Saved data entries
--------

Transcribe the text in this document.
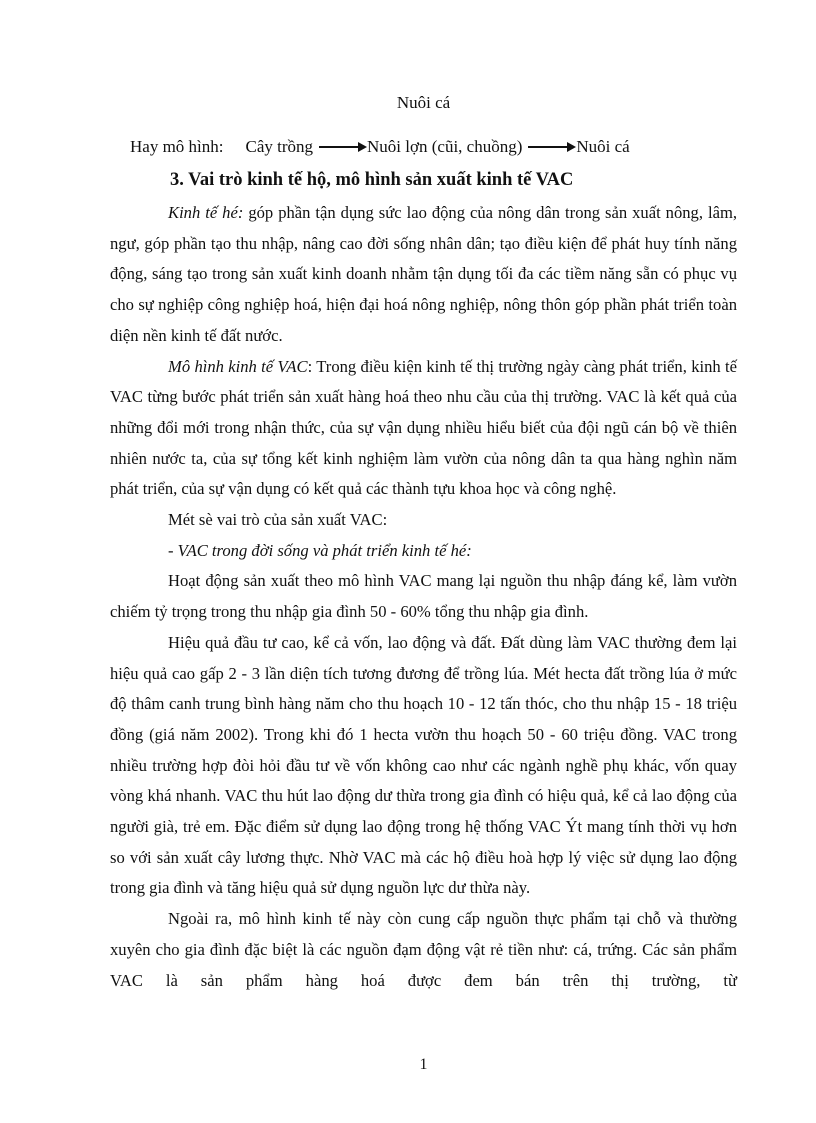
Nuôi cá
Hay mô hình: Cây trồng	Nuôi lợn (cũi, chuồng)	Nuôi cá
3. Vai trò kinh tế hộ, mô hình sản xuất kinh tế VAC

Kinh tế hé: góp phần tận dụng sức lao động của nông dân trong sản xuất nông, lâm, ngư, góp phần tạo thu nhập, nâng cao đời sống nhân dân; tạo điều kiện để phát huy tính năng động, sáng tạo trong sản xuất kinh doanh nhằm tận dụng tối đa các tiềm năng sẵn có phục vụ cho sự nghiệp công nghiệp hoá, hiện đại hoá nông nghiệp, nông thôn góp phần phát triển toàn diện nền kinh tế đất nước.

Mô hình kinh tế VAC: Trong điều kiện kinh tế thị trường ngày càng phát triển, kinh tế VAC từng bước phát triển sản xuất hàng hoá theo nhu cầu của thị trường. VAC là kết quả của những đổi mới trong nhận thức, của sự vận dụng nhiều hiểu biết của đội ngũ cán bộ về thiên nhiên nước ta, của sự tổng kết kinh nghiệm làm vườn của nông dân ta qua hàng nghìn năm phát triển, của sự vận dụng có kết quả các thành tựu khoa học và công nghệ.

Mét sè vai trò của sản xuất VAC:

- VAC trong đời sống và phát triển kinh tế hé:

Hoạt động sản xuất theo mô hình VAC mang lại nguồn thu nhập đáng kể, làm vườn chiếm tỷ trọng trong thu nhập gia đình 50 - 60% tổng thu nhập gia đình.

Hiệu quả đầu tư cao, kể cả vốn, lao động và đất. Đất dùng làm VAC thường đem lại hiệu quả cao gấp 2 - 3 lần diện tích tương đương để trồng lúa. Mét hecta đất trồng lúa ở mức độ thâm canh trung bình hàng năm cho thu hoạch 10 - 12 tấn thóc, cho thu nhập 15 - 18 triệu đồng (giá năm 2002). Trong khi đó 1 hecta vườn thu hoạch 50 - 60 triệu đồng. VAC trong nhiều trường hợp đòi hỏi đầu tư về vốn không cao như các ngành nghề phụ khác, vốn quay vòng khá nhanh. VAC thu hút lao động dư thừa trong gia đình có hiệu quả, kể cả lao động của người già, trẻ em. Đặc điểm sử dụng lao động trong hệ thống VAC Ýt mang tính thời vụ hơn so với sản xuất cây lương thực. Nhờ VAC mà các hộ điều hoà hợp lý việc sử dụng lao động trong gia đình và tăng hiệu quả sử dụng nguồn lực dư thừa này.

Ngoài ra, mô hình kinh tế này còn cung cấp nguồn thực phẩm tại chỗ và thường xuyên cho gia đình đặc biệt là các nguồn đạm động vật rẻ tiền như: cá, trứng. Các sản phẩm VAC là sản phẩm hàng hoá được đem bán trên thị trường, từ

1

--------

Without the pictures, write out every entry precisely as it appears.

Correct result
Transcribe the text in this document.
Nuôi cá
Hay mô hình: Cây trồng	Nuôi lợn (cũi, chuồng)	Nuôi cá
3. Vai trò kinh tế hộ, mô hình sản xuất kinh tế VAC

Kinh tế hé: góp phần tận dụng sức lao động của nông dân trong sản xuất nông, lâm, ngư, góp phần tạo thu nhập, nâng cao đời sống nhân dân; tạo điều kiện để phát huy tính năng động, sáng tạo trong sản xuất kinh doanh nhằm tận dụng tối đa các tiềm năng sẵn có phục vụ cho sự nghiệp công nghiệp hoá, hiện đại hoá nông nghiệp, nông thôn góp phần phát triển toàn diện nền kinh tế đất nước.

Mô hình kinh tế VAC: Trong điều kiện kinh tế thị trường ngày càng phát triển, kinh tế VAC từng bước phát triển sản xuất hàng hoá theo nhu cầu của thị trường. VAC là kết quả của những đổi mới trong nhận thức, của sự vận dụng nhiều hiểu biết của đội ngũ cán bộ về thiên nhiên nước ta, của sự tổng kết kinh nghiệm làm vườn của nông dân ta qua hàng nghìn năm phát triển, của sự vận dụng có kết quả các thành tựu khoa học và công nghệ.

Mét sè vai trò của sản xuất VAC:

- VAC trong đời sống và phát triển kinh tế hé:

Hoạt động sản xuất theo mô hình VAC mang lại nguồn thu nhập đáng kể, làm vườn chiếm tỷ trọng trong thu nhập gia đình 50 - 60% tổng thu nhập gia đình.

Hiệu quả đầu tư cao, kể cả vốn, lao động và đất. Đất dùng làm VAC thường đem lại hiệu quả cao gấp 2 - 3 lần diện tích tương đương để trồng lúa. Mét hecta đất trồng lúa ở mức độ thâm canh trung bình hàng năm cho thu hoạch 10 - 12 tấn thóc, cho thu nhập 15 - 18 triệu đồng (giá năm 2002). Trong khi đó 1 hecta vườn thu hoạch 50 - 60 triệu đồng. VAC trong nhiều trường hợp đòi hỏi đầu tư về vốn không cao như các ngành nghề phụ khác, vốn quay vòng khá nhanh. VAC thu hút lao động dư thừa trong gia đình có hiệu quả, kể cả lao động của người già, trẻ em. Đặc điểm sử dụng lao động trong hệ thống VAC Ýt mang tính thời vụ hơn so với sản xuất cây lương thực. Nhờ VAC mà các hộ điều hoà hợp lý việc sử dụng lao động trong gia đình và tăng hiệu quả sử dụng nguồn lực dư thừa này.

Ngoài ra, mô hình kinh tế này còn cung cấp nguồn thực phẩm tại chỗ và thường xuyên cho gia đình đặc biệt là các nguồn đạm động vật rẻ tiền như: cá, trứng. Các sản phẩm VAC là sản phẩm hàng hoá được đem bán trên thị trường, từ

1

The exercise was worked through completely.